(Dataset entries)
--- START ---
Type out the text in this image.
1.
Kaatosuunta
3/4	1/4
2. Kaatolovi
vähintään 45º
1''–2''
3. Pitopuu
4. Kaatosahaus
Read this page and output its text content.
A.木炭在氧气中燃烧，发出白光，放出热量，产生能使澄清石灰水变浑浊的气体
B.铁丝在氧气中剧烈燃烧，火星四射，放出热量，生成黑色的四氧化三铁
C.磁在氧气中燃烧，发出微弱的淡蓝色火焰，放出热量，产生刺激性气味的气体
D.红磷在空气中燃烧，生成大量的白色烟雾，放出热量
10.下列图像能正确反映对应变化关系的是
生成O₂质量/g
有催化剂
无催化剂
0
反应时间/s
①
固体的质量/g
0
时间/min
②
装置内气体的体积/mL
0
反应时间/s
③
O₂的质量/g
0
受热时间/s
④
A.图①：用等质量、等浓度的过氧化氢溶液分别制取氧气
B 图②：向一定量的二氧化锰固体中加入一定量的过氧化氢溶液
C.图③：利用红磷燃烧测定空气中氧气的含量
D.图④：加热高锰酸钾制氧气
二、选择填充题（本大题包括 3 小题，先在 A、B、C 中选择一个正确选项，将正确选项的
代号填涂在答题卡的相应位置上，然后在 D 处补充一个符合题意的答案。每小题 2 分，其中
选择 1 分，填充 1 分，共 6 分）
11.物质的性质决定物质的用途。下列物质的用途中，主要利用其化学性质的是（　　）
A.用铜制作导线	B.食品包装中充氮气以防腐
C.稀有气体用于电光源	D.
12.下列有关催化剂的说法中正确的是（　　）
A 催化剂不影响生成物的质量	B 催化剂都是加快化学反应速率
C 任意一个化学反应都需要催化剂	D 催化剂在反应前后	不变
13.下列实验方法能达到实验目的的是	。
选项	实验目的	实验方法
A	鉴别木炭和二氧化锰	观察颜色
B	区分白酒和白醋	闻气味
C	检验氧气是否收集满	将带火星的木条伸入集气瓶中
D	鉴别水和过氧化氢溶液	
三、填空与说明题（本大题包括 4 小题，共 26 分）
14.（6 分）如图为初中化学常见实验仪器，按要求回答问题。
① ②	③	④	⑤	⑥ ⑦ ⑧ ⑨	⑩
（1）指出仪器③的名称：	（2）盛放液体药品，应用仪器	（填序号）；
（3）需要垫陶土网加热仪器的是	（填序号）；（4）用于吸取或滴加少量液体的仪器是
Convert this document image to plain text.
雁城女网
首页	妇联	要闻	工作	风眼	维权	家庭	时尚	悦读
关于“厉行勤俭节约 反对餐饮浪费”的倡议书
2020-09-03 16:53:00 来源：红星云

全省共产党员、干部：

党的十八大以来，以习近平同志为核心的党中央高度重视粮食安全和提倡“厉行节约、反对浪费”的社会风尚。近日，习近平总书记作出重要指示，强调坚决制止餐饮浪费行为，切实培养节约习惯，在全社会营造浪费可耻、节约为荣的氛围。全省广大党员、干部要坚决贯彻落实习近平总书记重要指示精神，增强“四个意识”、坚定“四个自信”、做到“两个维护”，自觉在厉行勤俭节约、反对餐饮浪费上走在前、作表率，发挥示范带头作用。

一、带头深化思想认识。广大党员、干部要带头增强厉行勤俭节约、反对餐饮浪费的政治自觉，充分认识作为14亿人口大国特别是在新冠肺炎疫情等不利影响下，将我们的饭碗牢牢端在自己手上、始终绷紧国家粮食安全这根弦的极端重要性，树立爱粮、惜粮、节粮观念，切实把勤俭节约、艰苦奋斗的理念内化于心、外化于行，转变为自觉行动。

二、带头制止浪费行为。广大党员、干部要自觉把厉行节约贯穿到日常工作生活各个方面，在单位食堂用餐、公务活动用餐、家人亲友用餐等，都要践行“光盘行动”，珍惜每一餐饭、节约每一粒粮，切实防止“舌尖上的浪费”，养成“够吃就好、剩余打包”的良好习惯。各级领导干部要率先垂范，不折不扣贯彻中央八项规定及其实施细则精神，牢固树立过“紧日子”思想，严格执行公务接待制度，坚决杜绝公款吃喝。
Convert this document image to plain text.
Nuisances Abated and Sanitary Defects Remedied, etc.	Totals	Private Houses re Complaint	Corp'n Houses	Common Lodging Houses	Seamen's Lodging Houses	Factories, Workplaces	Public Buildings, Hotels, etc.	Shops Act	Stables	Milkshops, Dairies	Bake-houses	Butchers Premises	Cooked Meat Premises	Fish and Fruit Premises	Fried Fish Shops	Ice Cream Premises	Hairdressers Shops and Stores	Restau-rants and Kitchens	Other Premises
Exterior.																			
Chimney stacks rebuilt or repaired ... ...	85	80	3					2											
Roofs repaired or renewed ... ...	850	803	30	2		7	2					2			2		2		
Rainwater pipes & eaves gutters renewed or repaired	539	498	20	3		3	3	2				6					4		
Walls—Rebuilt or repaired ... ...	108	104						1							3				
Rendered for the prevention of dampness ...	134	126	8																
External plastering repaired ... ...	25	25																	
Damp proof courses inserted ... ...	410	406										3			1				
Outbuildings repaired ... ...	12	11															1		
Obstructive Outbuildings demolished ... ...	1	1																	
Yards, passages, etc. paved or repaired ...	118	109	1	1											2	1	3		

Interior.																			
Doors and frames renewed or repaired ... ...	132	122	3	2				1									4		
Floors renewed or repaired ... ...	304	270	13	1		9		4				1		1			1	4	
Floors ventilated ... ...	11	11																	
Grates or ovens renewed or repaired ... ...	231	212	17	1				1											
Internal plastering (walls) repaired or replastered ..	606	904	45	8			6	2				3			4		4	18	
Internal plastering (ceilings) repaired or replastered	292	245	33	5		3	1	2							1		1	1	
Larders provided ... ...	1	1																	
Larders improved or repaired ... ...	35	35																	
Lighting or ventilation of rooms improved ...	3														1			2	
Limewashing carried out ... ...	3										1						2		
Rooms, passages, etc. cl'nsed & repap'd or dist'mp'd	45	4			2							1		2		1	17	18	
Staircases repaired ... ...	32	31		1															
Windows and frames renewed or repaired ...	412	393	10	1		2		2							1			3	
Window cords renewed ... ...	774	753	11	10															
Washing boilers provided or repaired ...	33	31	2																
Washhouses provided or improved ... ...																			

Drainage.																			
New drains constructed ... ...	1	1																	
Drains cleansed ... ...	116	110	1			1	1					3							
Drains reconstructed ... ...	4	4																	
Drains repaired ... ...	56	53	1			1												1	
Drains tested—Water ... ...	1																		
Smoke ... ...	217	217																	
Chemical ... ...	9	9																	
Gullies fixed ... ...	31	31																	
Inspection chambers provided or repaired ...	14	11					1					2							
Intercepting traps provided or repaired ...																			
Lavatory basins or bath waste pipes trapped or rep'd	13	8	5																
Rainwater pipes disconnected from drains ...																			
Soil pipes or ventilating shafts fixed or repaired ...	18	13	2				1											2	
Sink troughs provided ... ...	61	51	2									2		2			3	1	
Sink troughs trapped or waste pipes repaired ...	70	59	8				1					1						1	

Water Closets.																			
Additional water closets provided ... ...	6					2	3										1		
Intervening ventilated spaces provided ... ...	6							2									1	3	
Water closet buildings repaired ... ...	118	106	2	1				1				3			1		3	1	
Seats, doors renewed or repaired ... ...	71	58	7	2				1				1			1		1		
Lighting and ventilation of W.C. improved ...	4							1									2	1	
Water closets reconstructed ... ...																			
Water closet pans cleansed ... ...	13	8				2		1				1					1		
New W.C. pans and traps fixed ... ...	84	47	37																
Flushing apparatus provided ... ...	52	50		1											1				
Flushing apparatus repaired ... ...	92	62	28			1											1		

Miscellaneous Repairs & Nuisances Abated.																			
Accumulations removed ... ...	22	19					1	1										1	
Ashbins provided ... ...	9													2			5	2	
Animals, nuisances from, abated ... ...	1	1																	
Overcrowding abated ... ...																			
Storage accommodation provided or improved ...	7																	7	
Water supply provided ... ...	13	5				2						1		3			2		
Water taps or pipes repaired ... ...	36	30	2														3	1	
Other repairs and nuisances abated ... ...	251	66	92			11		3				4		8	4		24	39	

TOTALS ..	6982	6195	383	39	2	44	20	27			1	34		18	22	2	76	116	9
--- END ---
WHAT IS NEEDED
Which lines hold the word "Lighting"? Copy every one of them.

SOLUTION
Lighting or ventilation of rooms improved ...	3														1			2	
Lighting and ventilation of W.C. improved ...	4							1									2	1	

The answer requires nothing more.